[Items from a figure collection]
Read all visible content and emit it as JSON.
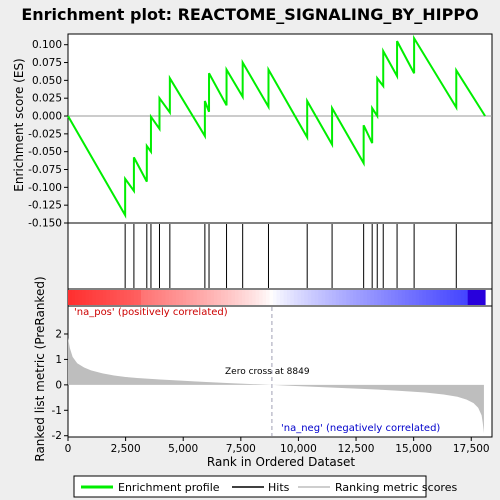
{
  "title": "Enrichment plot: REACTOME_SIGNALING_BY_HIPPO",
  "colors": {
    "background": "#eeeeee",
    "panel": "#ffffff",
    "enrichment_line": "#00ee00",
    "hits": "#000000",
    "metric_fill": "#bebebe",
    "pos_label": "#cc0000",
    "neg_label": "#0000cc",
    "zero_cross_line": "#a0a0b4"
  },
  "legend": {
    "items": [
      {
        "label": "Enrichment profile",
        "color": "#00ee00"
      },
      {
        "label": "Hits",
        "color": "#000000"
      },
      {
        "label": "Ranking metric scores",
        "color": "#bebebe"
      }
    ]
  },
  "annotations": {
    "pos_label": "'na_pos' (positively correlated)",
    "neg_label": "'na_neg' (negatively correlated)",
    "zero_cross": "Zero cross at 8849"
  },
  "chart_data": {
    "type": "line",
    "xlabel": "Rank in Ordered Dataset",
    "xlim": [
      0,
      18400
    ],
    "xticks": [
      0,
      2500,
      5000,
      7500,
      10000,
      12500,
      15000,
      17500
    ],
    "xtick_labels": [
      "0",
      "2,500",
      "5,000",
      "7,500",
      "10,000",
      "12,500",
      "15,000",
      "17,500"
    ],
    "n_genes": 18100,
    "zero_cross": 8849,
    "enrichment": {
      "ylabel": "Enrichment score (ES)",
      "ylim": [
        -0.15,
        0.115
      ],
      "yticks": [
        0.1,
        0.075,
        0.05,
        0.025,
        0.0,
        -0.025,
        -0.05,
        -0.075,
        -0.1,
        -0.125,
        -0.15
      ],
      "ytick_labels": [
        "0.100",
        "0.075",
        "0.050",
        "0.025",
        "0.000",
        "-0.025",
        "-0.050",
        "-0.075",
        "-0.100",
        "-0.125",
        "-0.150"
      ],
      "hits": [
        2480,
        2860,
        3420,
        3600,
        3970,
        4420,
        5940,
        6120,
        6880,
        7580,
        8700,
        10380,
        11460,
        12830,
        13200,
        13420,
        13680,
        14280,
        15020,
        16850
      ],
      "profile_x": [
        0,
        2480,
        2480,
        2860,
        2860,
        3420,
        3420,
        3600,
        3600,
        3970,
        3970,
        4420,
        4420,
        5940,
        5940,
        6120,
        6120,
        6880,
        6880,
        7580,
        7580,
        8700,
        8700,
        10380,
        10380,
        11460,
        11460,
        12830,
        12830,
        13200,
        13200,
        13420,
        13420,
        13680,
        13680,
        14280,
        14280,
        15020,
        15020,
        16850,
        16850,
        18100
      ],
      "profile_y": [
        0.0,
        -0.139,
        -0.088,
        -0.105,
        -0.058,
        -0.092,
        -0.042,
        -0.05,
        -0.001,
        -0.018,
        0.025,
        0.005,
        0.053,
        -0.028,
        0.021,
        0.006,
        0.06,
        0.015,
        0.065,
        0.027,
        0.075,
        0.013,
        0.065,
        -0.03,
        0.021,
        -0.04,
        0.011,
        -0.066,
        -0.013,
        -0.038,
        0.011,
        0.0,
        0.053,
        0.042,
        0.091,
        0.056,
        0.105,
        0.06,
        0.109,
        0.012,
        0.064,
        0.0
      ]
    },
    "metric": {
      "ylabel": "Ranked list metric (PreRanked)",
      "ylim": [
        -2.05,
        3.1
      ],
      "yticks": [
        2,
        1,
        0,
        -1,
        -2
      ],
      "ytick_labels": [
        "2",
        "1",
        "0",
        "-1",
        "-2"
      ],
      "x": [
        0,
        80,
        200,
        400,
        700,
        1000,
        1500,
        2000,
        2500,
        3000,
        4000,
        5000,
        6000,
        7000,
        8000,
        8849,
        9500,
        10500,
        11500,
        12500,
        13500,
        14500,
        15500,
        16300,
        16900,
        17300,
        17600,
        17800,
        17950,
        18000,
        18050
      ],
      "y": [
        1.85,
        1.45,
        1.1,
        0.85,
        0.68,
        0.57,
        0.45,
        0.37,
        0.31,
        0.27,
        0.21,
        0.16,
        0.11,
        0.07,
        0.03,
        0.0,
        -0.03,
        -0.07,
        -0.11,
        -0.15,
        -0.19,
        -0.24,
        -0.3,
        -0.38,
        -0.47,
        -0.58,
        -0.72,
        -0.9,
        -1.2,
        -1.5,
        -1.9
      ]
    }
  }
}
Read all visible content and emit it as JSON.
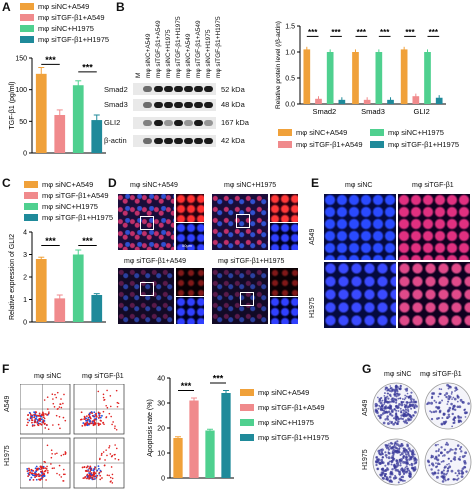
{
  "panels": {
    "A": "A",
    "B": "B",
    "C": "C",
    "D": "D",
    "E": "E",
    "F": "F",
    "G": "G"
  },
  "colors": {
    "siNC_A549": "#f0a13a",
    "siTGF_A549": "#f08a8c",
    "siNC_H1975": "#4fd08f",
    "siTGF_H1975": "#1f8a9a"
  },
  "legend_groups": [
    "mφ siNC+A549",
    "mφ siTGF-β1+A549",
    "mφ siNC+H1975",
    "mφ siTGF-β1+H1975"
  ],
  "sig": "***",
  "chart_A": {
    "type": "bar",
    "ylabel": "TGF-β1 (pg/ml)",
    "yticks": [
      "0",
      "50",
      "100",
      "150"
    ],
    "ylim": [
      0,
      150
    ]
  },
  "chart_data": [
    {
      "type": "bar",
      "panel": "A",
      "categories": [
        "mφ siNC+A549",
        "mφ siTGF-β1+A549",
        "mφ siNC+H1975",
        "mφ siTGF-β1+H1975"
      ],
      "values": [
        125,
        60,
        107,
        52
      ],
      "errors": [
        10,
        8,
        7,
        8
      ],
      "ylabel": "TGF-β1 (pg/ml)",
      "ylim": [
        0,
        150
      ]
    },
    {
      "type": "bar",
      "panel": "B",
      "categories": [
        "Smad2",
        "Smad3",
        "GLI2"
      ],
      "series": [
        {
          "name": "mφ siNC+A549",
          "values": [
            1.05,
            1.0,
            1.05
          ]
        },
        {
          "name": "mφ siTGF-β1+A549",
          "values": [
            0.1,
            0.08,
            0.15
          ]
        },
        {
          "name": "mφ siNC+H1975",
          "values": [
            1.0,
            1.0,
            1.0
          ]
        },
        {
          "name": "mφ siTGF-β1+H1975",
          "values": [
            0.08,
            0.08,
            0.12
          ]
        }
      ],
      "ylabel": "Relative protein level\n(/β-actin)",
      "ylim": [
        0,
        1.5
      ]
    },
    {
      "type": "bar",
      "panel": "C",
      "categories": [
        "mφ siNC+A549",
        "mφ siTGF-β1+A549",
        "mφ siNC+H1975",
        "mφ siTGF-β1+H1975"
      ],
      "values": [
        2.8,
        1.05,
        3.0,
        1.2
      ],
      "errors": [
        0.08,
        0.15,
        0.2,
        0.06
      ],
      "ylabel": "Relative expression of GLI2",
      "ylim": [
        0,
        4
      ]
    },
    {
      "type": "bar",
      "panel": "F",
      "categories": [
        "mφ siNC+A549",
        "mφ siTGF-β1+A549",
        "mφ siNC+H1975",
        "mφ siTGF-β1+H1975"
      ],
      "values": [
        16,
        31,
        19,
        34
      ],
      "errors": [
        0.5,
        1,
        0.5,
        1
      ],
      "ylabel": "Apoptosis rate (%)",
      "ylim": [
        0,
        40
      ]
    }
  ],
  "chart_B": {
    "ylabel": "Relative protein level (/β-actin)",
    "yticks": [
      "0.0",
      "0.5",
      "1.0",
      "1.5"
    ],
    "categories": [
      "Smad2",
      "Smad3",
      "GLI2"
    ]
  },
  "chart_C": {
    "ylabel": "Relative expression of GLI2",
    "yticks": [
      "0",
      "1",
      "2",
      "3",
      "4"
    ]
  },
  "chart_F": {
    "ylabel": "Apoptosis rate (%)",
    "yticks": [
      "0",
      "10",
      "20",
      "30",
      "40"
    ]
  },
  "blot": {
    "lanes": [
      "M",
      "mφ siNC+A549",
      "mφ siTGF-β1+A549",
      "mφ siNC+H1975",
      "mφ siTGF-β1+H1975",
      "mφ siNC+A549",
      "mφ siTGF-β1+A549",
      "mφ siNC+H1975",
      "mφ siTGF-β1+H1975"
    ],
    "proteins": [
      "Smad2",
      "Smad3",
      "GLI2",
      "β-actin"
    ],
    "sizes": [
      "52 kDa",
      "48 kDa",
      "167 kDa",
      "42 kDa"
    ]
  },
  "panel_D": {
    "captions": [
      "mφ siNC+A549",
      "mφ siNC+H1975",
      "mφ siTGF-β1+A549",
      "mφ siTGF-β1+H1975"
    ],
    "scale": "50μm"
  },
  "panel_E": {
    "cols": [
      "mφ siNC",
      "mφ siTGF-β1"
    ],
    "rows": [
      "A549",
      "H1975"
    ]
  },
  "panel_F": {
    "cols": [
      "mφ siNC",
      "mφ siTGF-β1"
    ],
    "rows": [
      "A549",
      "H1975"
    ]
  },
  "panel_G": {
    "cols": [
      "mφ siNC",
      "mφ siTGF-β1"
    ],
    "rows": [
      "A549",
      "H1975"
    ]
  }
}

## What the task requires
Copy out all lines above that include the string "correlated".

## Written response
    "pos_label": "'na_pos' (positively correlated)",
    "neg_label": "'na_neg' (negatively correlated)",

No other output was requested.